:: Excerpted records

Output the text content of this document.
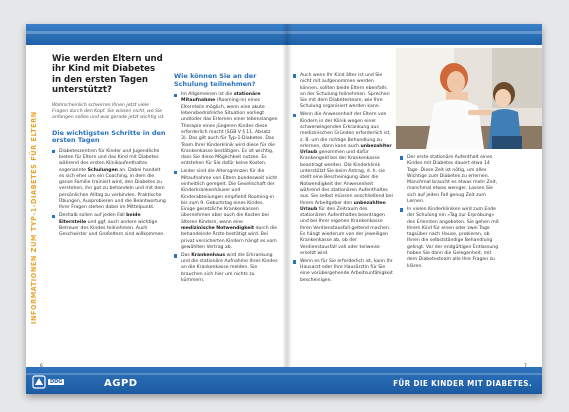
INFORMATIONEN ZUM TYP-1-DIABETES FÜR ELTERN
Wie werden Eltern und ihr Kind mit Diabetes in den ersten Tagen unterstützt?

Wahrscheinlich schwirren Ihnen jetzt viele Fragen durch den Kopf. Sie wissen nicht, wo Sie anfangen sollen und was gerade jetzt wichtig ist.

Die wichtigsten Schritte in den ersten Tagen
Diabeteszentren für Kinder und Jugendliche bieten für Eltern und das Kind mit Diabetes während des ersten Klinikaufenthaltes sogenannte Schulungen an. Dabei handelt es sich eher um ein Coaching, in dem die ganze Familie trainiert wird, den Diabetes zu verstehen, ihn gut zu behandeln und mit dem persönlichen Alltag zu verbinden. Praktische Übungen, Ausprobieren und die Beantwortung Ihrer Fragen stehen dabei im Mittelpunkt.
Deshalb sollen auf jeden Fall beide Elternteile und ggf. auch andere wichtige Betreuer des Kindes teilnehmen. Auch Geschwister und Großeltern sind willkommen.
Wie können Sie an der Schulung teilnehmen?
Im Allgemeinen ist die stationäre Mitaufnahme (Rooming-in) eines Elternteils möglich, wenn eine akute lebensbedrohliche Situation vorliegt und/oder das Erlernen einer lebenslangen Therapie eines jüngeren Kindes diese erforderlich macht (SGB V § 11, Absatz 3). Das gilt auch für Typ-1-Diabetes. Das Team Ihrer Kinderklinik wird diese für die Krankenkasse bestätigen. Es ist wichtig, dass Sie diese Möglichkeit nutzen. Es entstehen für Sie dafür keine Kosten.
Leider sind die Altersgrenzen für die Mitaufnahme von Eltern bundesweit nicht einheitlich geregelt. Die Gesellschaft der Kinderkrankenhäuser und Kinderabteilungen empfiehlt Rooming-in bis zum 9. Geburtstag eines Kindes. Einige gesetzliche Krankenkassen übernehmen aber auch die Kosten bei älteren Kindern, wenn eine medizinische Notwendigkeit durch die behandelnde Ärzte bestätigt wird. Bei privat versicherten Kindern hängt es vom gewählten Vertrag ab.
Das Krankenhaus wird die Erkrankung und die stationäre Aufnahme Ihres Kindes an die Krankenkasse melden. Sie brauchen sich hier um nichts zu kümmern.
Auch wenn Ihr Kind älter ist und Sie nicht mit aufgenommen werden können, sollten beide Eltern ebenfalls an der Schulung teilnehmen. Sprechen Sie mit dem Diabetesteam, wie Ihre Schulung organisiert werden kann.
Wenn die Anwesenheit der Eltern von Kindern in der Klinik wegen einer schwerwiegenden Erkrankung aus medizinischen Gründen erforderlich ist, z. B. um die richtige Behandlung zu erlernen, dann kann auch unbezahlter Urlaub genommen und dafür Krankengeld bei der Krankenkasse beantragt werden. Die Kinderklinik unterstützt Sie beim Antrag, d. h. sie stellt eine Bescheinigung über die Notwendigkeit der Anwesenheit während des stationären Aufenthaltes aus. Sie selbst müssen anschließend bei Ihrem Arbeitgeber den unbezahlten Urlaub für den Zeitraum des stationären Aufenthaltes beantragen und bei Ihrer eigenen Krankenkasse Ihren Verdienstausfall geltend machen. Es hängt wiederum von der jeweiligen Krankenkasse ab, ob der Verdienstausfall voll oder teilweise ersetzt wird.
Wenn es für Sie erforderlich ist, kann Ihr Hausarzt oder Ihre Hausärztin für Sie eine vorübergehende Arbeitsunfähigkeit bescheinigen.
Der erste stationäre Aufenthalt eines Kindes mit Diabetes dauert etwa 14 Tage. Diese Zeit ist nötig, um alles Wichtige zum Diabetes zu erlernen. Manchmal braucht es etwas mehr Zeit, manchmal etwas weniger. Lassen Sie sich auf jeden Fall genug Zeit zum Lernen.
In vielen Kinderkliniken wird zum Ende der Schulung ein »Tag zur Erprobung« des Erlernten angeboten. Sie gehen mit Ihrem Kind für einen oder zwei Tage tagsüber nach Hause, probieren, ob Ihnen die selbstständige Behandlung gelingt. Vor der endgültigen Entlassung haben Sie dann die Gelegenheit, mit dem Diabetesteam alle Ihre Fragen zu klären.
DDG	AGPD	FÜR DIE KINDER MIT DIABETES.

::::

**What you are asked to do**:
Wherever the string "beide" is found in the listing above, copy the line that contains it.

**Answer below**:
Deshalb sollen auf jeden Fall beide Elternteile und ggf. auch andere wichtige Betreuer des Kindes teilnehmen. Auch Geschwister und Großeltern sind willkommen.
Auch wenn Ihr Kind älter ist und Sie nicht mit aufgenommen werden können, sollten beide Eltern ebenfalls an der Schulung teilnehmen. Sprechen Sie mit dem Diabetesteam, wie Ihre Schulung organisiert werden kann.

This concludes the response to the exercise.